◆ **Objective**
Identify the lines that contain the word "Contains", then copy them.

◆ **Data for processing**

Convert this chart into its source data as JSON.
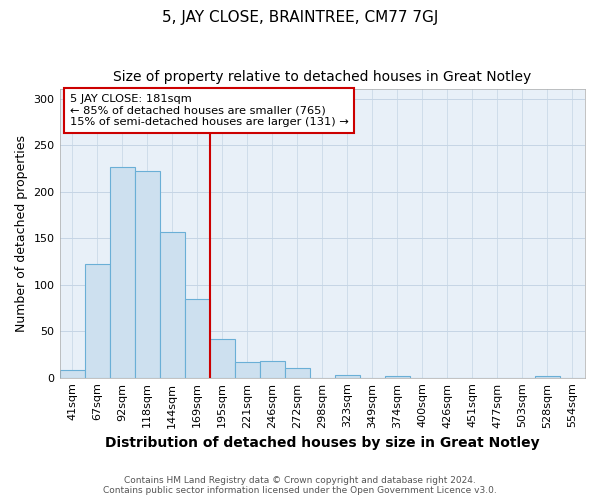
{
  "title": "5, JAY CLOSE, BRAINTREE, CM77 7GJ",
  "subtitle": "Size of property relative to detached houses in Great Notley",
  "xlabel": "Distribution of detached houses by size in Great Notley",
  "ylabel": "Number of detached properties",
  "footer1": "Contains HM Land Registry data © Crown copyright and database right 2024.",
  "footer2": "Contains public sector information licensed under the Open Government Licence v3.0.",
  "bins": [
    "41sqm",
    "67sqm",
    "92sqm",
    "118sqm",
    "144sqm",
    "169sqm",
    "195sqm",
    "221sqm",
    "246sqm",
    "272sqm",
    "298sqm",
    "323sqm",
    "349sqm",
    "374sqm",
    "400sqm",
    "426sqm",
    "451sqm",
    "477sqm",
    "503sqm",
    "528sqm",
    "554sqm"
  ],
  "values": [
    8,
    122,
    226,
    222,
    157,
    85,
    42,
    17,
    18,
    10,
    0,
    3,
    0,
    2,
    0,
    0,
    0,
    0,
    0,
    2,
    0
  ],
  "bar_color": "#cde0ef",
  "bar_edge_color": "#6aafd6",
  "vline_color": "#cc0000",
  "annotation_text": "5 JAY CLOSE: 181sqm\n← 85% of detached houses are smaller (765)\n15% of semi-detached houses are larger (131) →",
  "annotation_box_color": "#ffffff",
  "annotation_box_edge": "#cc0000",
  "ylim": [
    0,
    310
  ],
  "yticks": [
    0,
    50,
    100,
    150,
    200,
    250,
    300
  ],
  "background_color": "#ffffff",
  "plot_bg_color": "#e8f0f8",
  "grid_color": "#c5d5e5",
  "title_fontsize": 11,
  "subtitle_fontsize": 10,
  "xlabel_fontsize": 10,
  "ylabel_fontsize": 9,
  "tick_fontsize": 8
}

==

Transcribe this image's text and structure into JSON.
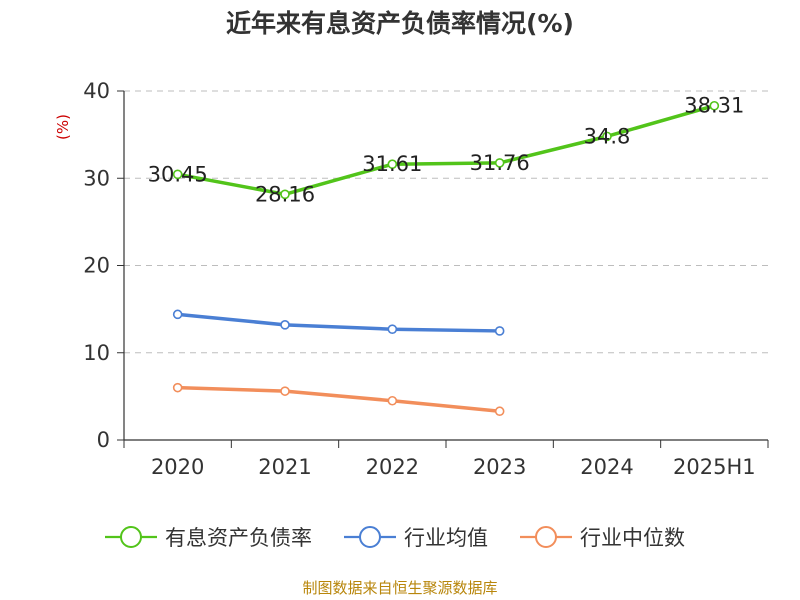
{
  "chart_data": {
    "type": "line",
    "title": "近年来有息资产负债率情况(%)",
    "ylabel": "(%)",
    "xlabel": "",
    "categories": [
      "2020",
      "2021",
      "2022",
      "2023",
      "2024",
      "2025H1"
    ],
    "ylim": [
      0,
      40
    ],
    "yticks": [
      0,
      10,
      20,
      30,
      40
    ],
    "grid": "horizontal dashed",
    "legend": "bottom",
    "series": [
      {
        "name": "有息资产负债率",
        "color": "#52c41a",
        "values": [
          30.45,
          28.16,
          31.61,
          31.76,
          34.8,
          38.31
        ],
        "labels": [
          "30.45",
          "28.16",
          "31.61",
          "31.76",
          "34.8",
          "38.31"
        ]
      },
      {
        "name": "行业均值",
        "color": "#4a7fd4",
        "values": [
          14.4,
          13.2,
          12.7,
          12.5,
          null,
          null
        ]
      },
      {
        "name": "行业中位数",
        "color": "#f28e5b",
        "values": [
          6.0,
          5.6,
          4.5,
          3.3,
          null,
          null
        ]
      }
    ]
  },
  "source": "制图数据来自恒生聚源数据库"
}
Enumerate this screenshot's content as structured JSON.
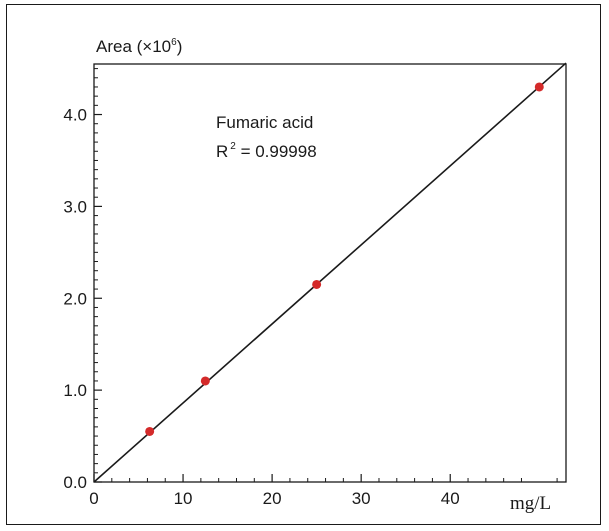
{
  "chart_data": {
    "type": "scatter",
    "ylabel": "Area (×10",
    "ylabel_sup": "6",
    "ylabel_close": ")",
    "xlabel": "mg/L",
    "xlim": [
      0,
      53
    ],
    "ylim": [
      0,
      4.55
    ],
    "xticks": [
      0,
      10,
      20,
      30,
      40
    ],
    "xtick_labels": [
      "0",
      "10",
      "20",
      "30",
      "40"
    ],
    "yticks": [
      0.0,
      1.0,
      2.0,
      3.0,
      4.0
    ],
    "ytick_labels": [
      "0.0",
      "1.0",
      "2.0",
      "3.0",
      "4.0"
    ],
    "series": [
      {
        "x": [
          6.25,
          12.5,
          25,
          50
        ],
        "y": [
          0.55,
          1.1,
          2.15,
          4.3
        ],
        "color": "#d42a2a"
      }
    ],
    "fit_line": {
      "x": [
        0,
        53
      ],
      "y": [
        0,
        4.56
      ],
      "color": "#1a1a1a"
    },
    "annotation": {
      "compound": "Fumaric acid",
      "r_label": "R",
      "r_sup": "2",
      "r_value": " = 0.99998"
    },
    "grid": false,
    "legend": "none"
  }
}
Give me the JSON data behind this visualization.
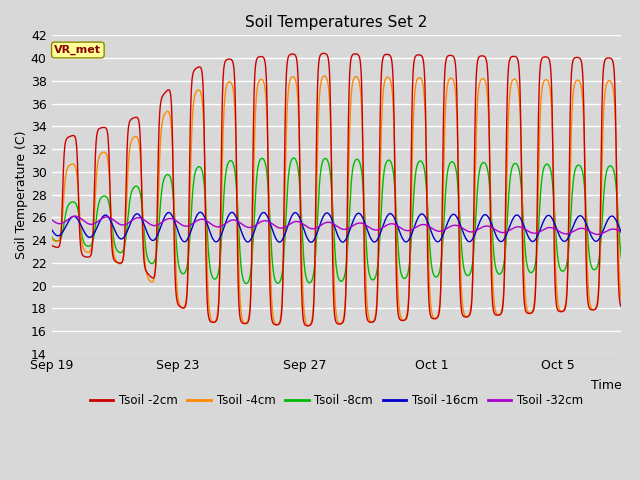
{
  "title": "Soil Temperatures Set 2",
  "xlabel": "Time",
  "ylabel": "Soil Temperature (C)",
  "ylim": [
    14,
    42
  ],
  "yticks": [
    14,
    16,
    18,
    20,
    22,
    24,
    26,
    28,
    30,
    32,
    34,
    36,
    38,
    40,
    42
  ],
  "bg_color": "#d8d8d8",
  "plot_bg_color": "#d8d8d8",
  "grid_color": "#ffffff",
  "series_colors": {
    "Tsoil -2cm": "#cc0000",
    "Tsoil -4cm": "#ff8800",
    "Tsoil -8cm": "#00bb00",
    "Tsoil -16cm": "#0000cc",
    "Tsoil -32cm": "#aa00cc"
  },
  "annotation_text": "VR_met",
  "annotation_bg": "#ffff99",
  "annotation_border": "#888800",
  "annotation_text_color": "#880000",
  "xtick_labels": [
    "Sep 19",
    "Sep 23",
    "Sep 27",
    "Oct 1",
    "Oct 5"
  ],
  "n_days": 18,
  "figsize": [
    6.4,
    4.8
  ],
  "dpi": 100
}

◆ **Complete response**
  "footer1": "Contains HM Land Registry data © Crown copyright and database right 2024.",
  "footer2": "Contains public sector information licensed under the Open Government Licence v3.0.",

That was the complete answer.